EXERCISE
Continue the blog post below about game developers' essays on short games, writing on from its final sentence.

As expected, Jon Blow writes a compelling (and short!) entry, after which he (like all the other writers in this exercise) compiles a list of links to the other participating game developers’ short-game essays (a list which, to my delight, includes Boston-based developers and Gameshelf friends Eitan Glinert and Scott MacMillan). Jamie Fristrom also caught my attention with a look back, with some regret, on decisions he took part in producing Schizoid and Spider Man 2, both long and difficult games which very few of their fans have played to completion. (In fact, I count myself among this impressed but unfulfilled majority in both games’ cases.)

My spur to finally write this acknowledgement came via Sean Murray’s “The Long Game”, in which he stands with the short-game fans, but then flips the argument onto its head in a defense of longer games (such as the one that his own studio develops). While I do appreciate the perspective, I can’t quite cross the bridge he builds there.

[Bounding box prediction data]
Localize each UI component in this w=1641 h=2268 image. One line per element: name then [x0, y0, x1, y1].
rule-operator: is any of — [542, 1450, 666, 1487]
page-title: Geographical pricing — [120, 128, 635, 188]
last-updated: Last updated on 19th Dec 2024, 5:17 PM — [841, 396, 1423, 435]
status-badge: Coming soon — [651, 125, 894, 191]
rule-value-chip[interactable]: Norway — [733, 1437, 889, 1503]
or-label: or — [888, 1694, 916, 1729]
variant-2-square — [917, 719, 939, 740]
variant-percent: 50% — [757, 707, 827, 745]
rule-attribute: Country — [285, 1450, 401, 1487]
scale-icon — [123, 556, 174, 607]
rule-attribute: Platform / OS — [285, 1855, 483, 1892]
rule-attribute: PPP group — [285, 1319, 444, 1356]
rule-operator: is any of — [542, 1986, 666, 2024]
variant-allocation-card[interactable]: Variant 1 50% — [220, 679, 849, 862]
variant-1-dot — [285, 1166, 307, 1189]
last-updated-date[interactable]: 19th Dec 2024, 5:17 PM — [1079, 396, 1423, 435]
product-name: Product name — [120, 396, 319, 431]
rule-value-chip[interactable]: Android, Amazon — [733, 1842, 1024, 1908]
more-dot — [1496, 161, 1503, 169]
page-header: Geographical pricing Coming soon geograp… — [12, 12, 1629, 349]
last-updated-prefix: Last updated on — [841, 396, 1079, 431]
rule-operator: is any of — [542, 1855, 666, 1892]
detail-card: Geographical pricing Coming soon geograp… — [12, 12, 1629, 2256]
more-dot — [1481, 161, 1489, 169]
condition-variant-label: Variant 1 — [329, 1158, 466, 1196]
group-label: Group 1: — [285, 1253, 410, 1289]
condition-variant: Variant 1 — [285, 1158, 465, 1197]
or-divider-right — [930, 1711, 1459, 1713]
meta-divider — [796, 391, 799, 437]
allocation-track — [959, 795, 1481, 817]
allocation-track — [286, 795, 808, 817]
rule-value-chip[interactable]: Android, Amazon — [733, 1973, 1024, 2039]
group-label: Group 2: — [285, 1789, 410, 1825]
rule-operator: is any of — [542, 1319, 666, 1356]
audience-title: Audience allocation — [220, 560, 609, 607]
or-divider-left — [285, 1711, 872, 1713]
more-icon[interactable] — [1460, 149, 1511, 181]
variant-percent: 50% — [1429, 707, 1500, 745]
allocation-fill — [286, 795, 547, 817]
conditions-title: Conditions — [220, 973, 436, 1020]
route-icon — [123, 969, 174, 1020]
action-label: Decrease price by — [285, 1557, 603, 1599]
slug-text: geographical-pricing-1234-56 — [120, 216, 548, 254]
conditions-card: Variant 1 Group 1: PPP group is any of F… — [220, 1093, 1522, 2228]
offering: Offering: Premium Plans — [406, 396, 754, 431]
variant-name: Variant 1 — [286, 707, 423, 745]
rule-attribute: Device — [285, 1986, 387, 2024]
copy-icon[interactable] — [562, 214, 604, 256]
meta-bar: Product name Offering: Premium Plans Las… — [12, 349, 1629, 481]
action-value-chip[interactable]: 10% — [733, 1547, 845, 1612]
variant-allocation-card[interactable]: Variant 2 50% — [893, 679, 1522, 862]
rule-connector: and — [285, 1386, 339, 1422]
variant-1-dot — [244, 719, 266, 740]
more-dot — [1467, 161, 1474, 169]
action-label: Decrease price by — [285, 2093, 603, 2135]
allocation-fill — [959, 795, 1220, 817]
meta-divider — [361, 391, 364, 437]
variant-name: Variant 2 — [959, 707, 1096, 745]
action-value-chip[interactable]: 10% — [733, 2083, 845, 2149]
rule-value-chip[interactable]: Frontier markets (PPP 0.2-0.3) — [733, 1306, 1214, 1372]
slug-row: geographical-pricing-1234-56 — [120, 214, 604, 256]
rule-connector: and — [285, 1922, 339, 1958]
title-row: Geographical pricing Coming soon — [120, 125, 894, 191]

ANSWER FOR THIS EXERCISE
Arcade-style skill contests like Geometry Wars to one side, I’m very skeptical of any single-player videogame’s ability to “amaze and delight over weeks of play”, at least not with the unremitting intensity of novelty that defines the games on the Braid/Portal axis. Members of this family are short because they end when they’re empty, when they have no new things to show the player within their intentionally narrow play-domains. The tightest examples of the form establish their rules and spaces quickly, and then proceed to explore every interesting permutation of it, avoiding repetition in either game presentation or player activity. When the whole space is explored, the curtain closes (perhaps after a finale that ties up the frame story, if necessary).

At no point does the game suggest that it might be worth the player’s time to go tromp through a fifth procedurally generated dungeon, or scan an eighteenth planet for random-number “rare ores”, or what have you. They are not about escape, of spending as much time as you can away from reality before the game comes to a close (or becomes too boring to bear any further). Escape will always have a role in the world of videogames, but there is no good reason why new games should be judged in light of how expansive an escape they provide. Some games would rather try to enhance your life with brief and brilliant new patterns that will leave a mark on your mind than deliver a slow-drip soporific.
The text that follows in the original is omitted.